▶ Source data:
>> start

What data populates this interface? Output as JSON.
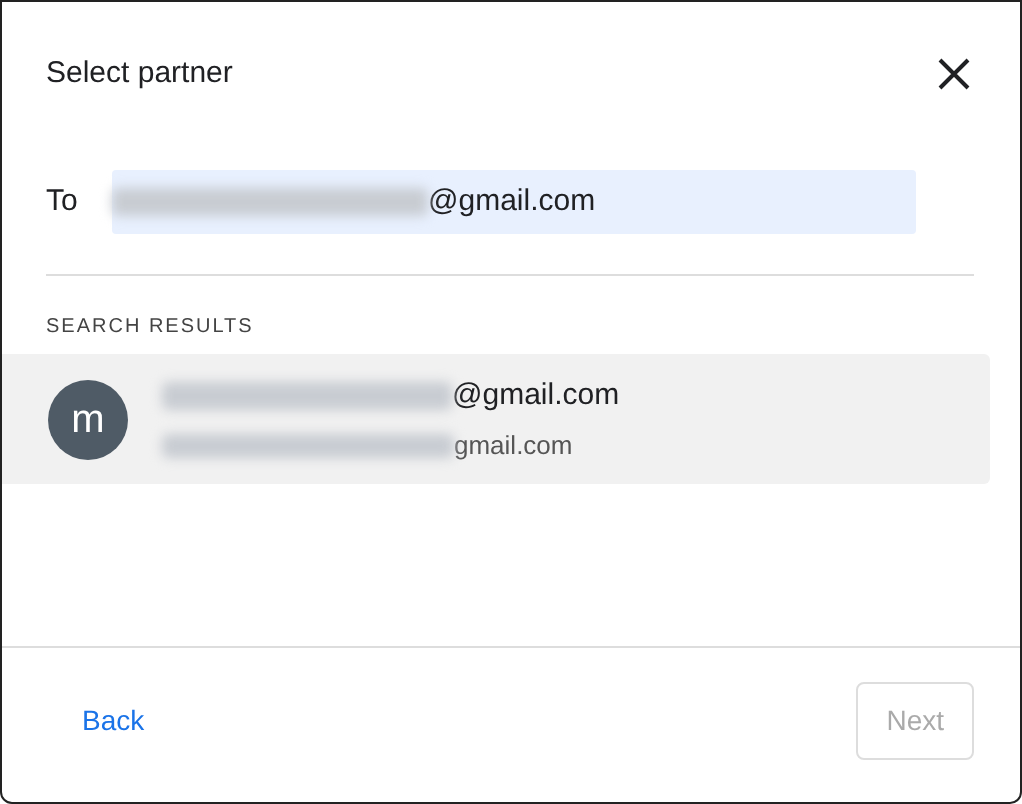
{
  "dialog": {
    "title": "Select partner"
  },
  "to_field": {
    "label": "To",
    "value_visible_part": "@gmail.com",
    "blurred": true
  },
  "results_heading": "SEARCH RESULTS",
  "results": [
    {
      "avatar": "m",
      "primary_visible_part": "@gmail.com",
      "secondary_visible_part": "gmail.com",
      "blurred": true,
      "selected": true
    }
  ],
  "footer": {
    "back": "Back",
    "next": "Next",
    "next_disabled": true
  }
}
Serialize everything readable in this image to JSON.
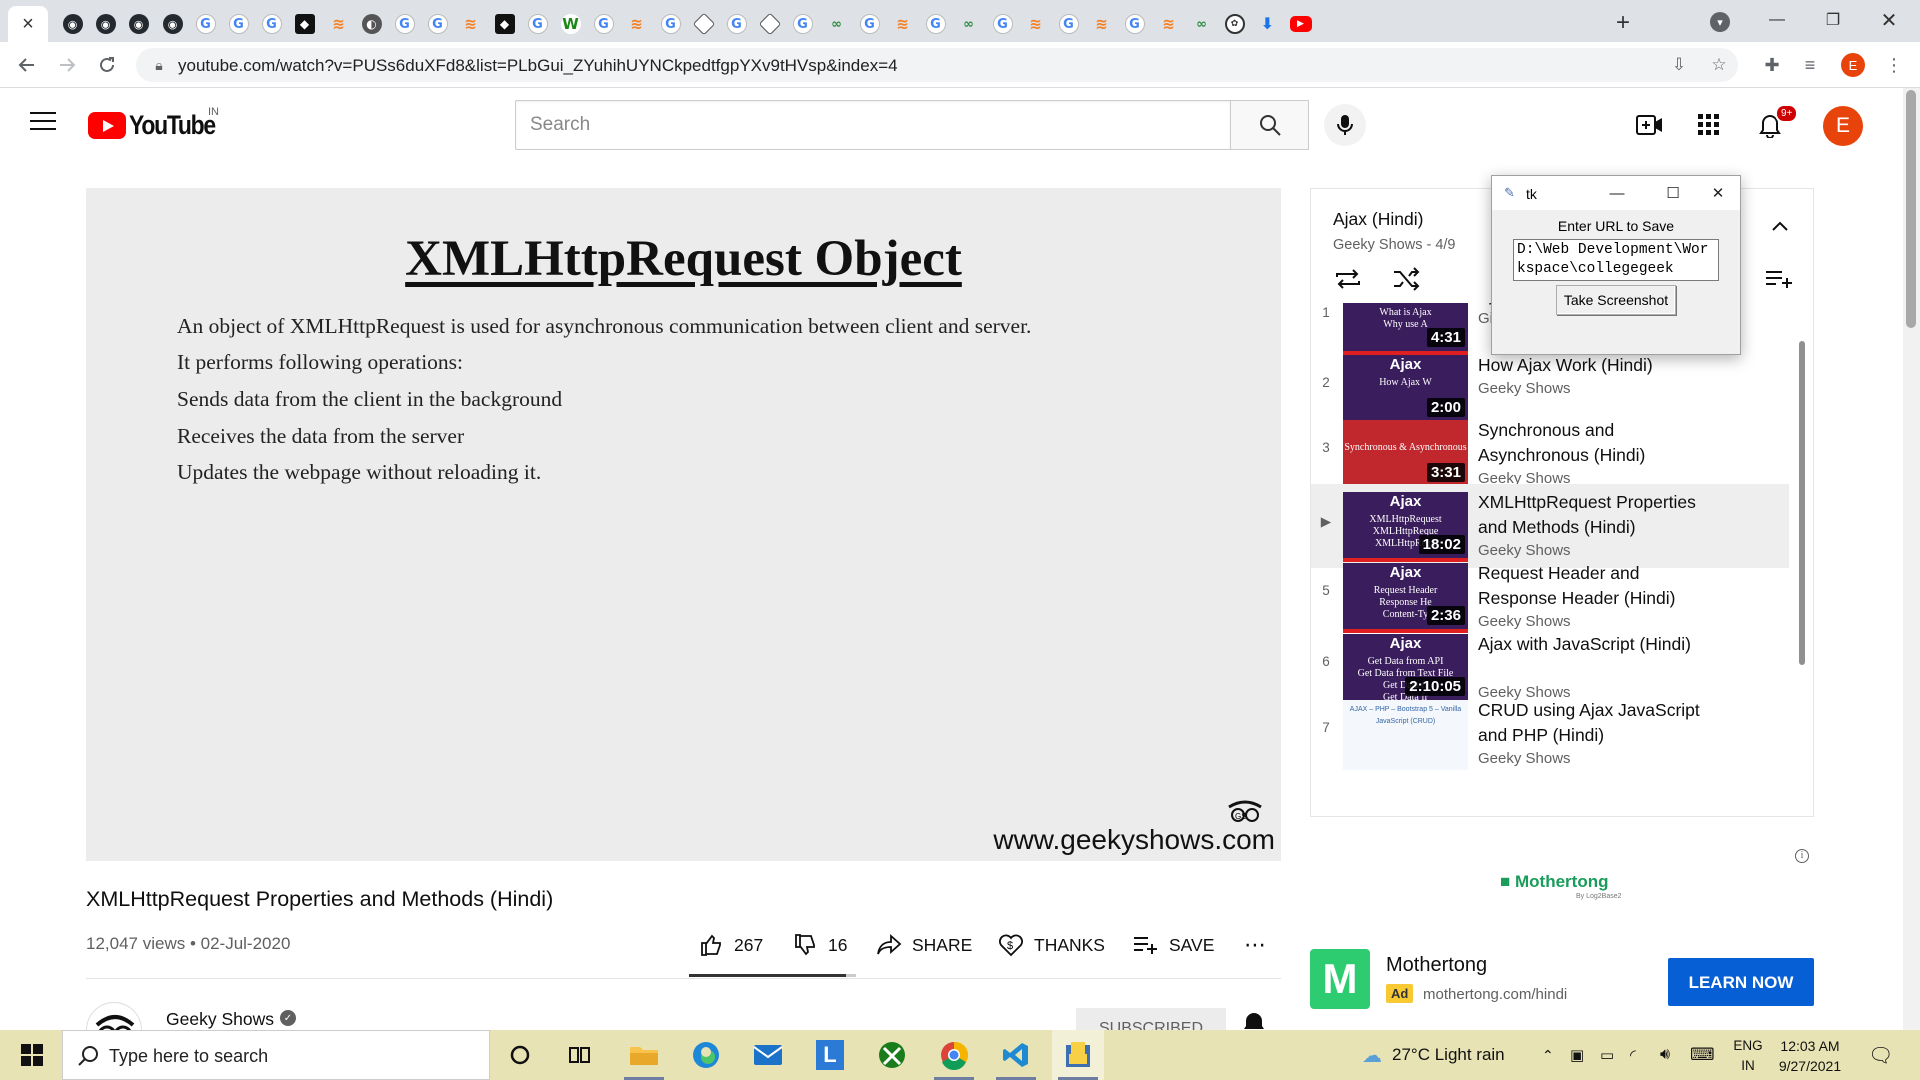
{
  "browser": {
    "active_tab_close": "×",
    "new_tab": "+",
    "tabs": [
      {
        "icon": "github-icon",
        "glyph": "◉",
        "kind": "github"
      },
      {
        "icon": "github-icon",
        "glyph": "◉",
        "kind": "github"
      },
      {
        "icon": "github-icon",
        "glyph": "◉",
        "kind": "github"
      },
      {
        "icon": "github-icon",
        "glyph": "◉",
        "kind": "github"
      },
      {
        "icon": "google-icon",
        "glyph": "G",
        "kind": "google"
      },
      {
        "icon": "google-icon",
        "glyph": "G",
        "kind": "google"
      },
      {
        "icon": "google-icon",
        "glyph": "G",
        "kind": "google"
      },
      {
        "icon": "dark-square-icon",
        "glyph": "◆",
        "kind": "dark"
      },
      {
        "icon": "stackoverflow-icon",
        "glyph": "≋",
        "kind": "so"
      },
      {
        "icon": "globe-icon",
        "glyph": "◐",
        "kind": "globe"
      },
      {
        "icon": "google-icon",
        "glyph": "G",
        "kind": "google"
      },
      {
        "icon": "google-icon",
        "glyph": "G",
        "kind": "google"
      },
      {
        "icon": "stackoverflow-icon",
        "glyph": "≋",
        "kind": "so"
      },
      {
        "icon": "dark-square-icon",
        "glyph": "◆",
        "kind": "dark"
      },
      {
        "icon": "google-icon",
        "glyph": "G",
        "kind": "google"
      },
      {
        "icon": "w-icon",
        "glyph": "W",
        "kind": "w"
      },
      {
        "icon": "google-icon",
        "glyph": "G",
        "kind": "google"
      },
      {
        "icon": "stackoverflow-icon",
        "glyph": "≋",
        "kind": "so"
      },
      {
        "icon": "google-icon",
        "glyph": "G",
        "kind": "google"
      },
      {
        "icon": "diamond-icon",
        "glyph": "",
        "kind": "diamond"
      },
      {
        "icon": "google-icon",
        "glyph": "G",
        "kind": "google"
      },
      {
        "icon": "diamond-icon",
        "glyph": "",
        "kind": "diamond"
      },
      {
        "icon": "google-icon",
        "glyph": "G",
        "kind": "google"
      },
      {
        "icon": "geeksforgeeks-icon",
        "glyph": "∞",
        "kind": "gfg"
      },
      {
        "icon": "google-icon",
        "glyph": "G",
        "kind": "google"
      },
      {
        "icon": "stackoverflow-icon",
        "glyph": "≋",
        "kind": "so"
      },
      {
        "icon": "google-icon",
        "glyph": "G",
        "kind": "google"
      },
      {
        "icon": "geeksforgeeks-icon",
        "glyph": "∞",
        "kind": "gfg"
      },
      {
        "icon": "google-icon",
        "glyph": "G",
        "kind": "google"
      },
      {
        "icon": "stackoverflow-icon",
        "glyph": "≋",
        "kind": "so"
      },
      {
        "icon": "google-icon",
        "glyph": "G",
        "kind": "google"
      },
      {
        "icon": "stackoverflow-icon",
        "glyph": "≋",
        "kind": "so"
      },
      {
        "icon": "google-icon",
        "glyph": "G",
        "kind": "google"
      },
      {
        "icon": "stackoverflow-icon",
        "glyph": "≋",
        "kind": "so"
      },
      {
        "icon": "geeksforgeeks-icon",
        "glyph": "∞",
        "kind": "gfg"
      },
      {
        "icon": "chatgpt-icon",
        "glyph": "✿",
        "kind": "chatgpt"
      },
      {
        "icon": "download-icon",
        "glyph": "⬇",
        "kind": "dl"
      },
      {
        "icon": "youtube-icon",
        "glyph": "▶",
        "kind": "yt"
      }
    ],
    "url": "youtube.com/watch?v=PUSs6duXFd8&list=PLbGui_ZYuhihUYNCkpedtfgpYXv9tHVsp&index=4",
    "profile_initial": "E"
  },
  "youtube": {
    "logo_text": "YouTube",
    "region": "IN",
    "search_placeholder": "Search",
    "notification_count": "9+",
    "avatar_initial": "E"
  },
  "slide": {
    "title": "XMLHttpRequest Object",
    "lines": [
      "An object of XMLHttpRequest is used for asynchronous communication between client and server.",
      "It performs following operations:",
      "Sends data from the client in the background",
      "Receives the data from the server",
      "Updates the webpage without reloading it."
    ],
    "watermark": "www.geekyshows.com",
    "watermark_logo": "GS"
  },
  "video": {
    "title": "XMLHttpRequest Properties and Methods (Hindi)",
    "meta": "12,047 views • 02-Jul-2020",
    "likes": "267",
    "dislikes": "16",
    "like_ratio": 0.943,
    "share_label": "SHARE",
    "thanks_label": "THANKS",
    "save_label": "SAVE",
    "more_label": "⋯",
    "channel": "Geeky Shows",
    "subscribe_label": "SUBSCRIBED"
  },
  "playlist": {
    "title": "Ajax (Hindi)",
    "subtitle": "Geeky Shows - 4/9",
    "items": [
      {
        "index": "1",
        "thumb_head": "",
        "thumb_body": "What is Ajax\nWhy use A",
        "duration": "4:31",
        "title": "Aj",
        "channel": "Gi",
        "thumb_color": "#3a1d5c"
      },
      {
        "index": "2",
        "thumb_head": "Ajax",
        "thumb_body": "How Ajax W",
        "duration": "2:00",
        "title": "How Ajax Work (Hindi)",
        "channel": "Geeky Shows",
        "thumb_color": "#3a1d5c"
      },
      {
        "index": "3",
        "thumb_head": "",
        "thumb_body": "Synchronous & Asynchronous",
        "duration": "3:31",
        "title": "Synchronous and Asynchronous (Hindi)",
        "channel": "Geeky Shows",
        "thumb_color": "#c0282e"
      },
      {
        "index": "▶",
        "thumb_head": "Ajax",
        "thumb_body": "XMLHttpRequest\nXMLHttpReque\nXMLHttpRequ",
        "duration": "18:02",
        "title": "XMLHttpRequest Properties and Methods (Hindi)",
        "channel": "Geeky Shows",
        "thumb_color": "#3a1d5c"
      },
      {
        "index": "5",
        "thumb_head": "Ajax",
        "thumb_body": "Request Header\nResponse He\nContent-Ty",
        "duration": "2:36",
        "title": "Request Header and Response Header (Hindi)",
        "channel": "Geeky Shows",
        "thumb_color": "#3a1d5c"
      },
      {
        "index": "6",
        "thumb_head": "Ajax",
        "thumb_body": "Get Data from API\nGet Data from Text File\nGet Data fr\nGet Data fr",
        "duration": "2:10:05",
        "title": "Ajax with JavaScript (Hindi)",
        "channel": "Geeky Shows",
        "thumb_color": "#3a1d5c"
      },
      {
        "index": "7",
        "thumb_head": "",
        "thumb_body": "AJAX – PHP – Bootstrap 5 – Vanilla JavaScript (CRUD)",
        "duration": "",
        "title": "CRUD using Ajax JavaScript and PHP (Hindi)",
        "channel": "Geeky Shows",
        "thumb_color": "#f4f7fb"
      }
    ]
  },
  "ad": {
    "brand": "Mothertong",
    "brand_sub": "By Log2Base2",
    "title": "Mothertong",
    "label": "Ad",
    "url": "mothertong.com/hindi",
    "cta": "LEARN NOW",
    "info": "i",
    "logo_letter": "M"
  },
  "tk_window": {
    "title": "tk",
    "label": "Enter URL to Save",
    "entry_value": "D:\\Web Development\\Workspace\\collegegeek",
    "button_label": "Take Screenshot"
  },
  "taskbar": {
    "search_placeholder": "Type here to search",
    "weather": "27°C  Light rain",
    "lang_line1": "ENG",
    "lang_line2": "IN",
    "time": "12:03 AM",
    "date": "9/27/2021"
  }
}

>> end

▶ INSTRUCTION: How many of the listing's lines contain "gmail"? Respond with a single number and nothing else.

▶ ANSWER TO THE EXERCISE: 3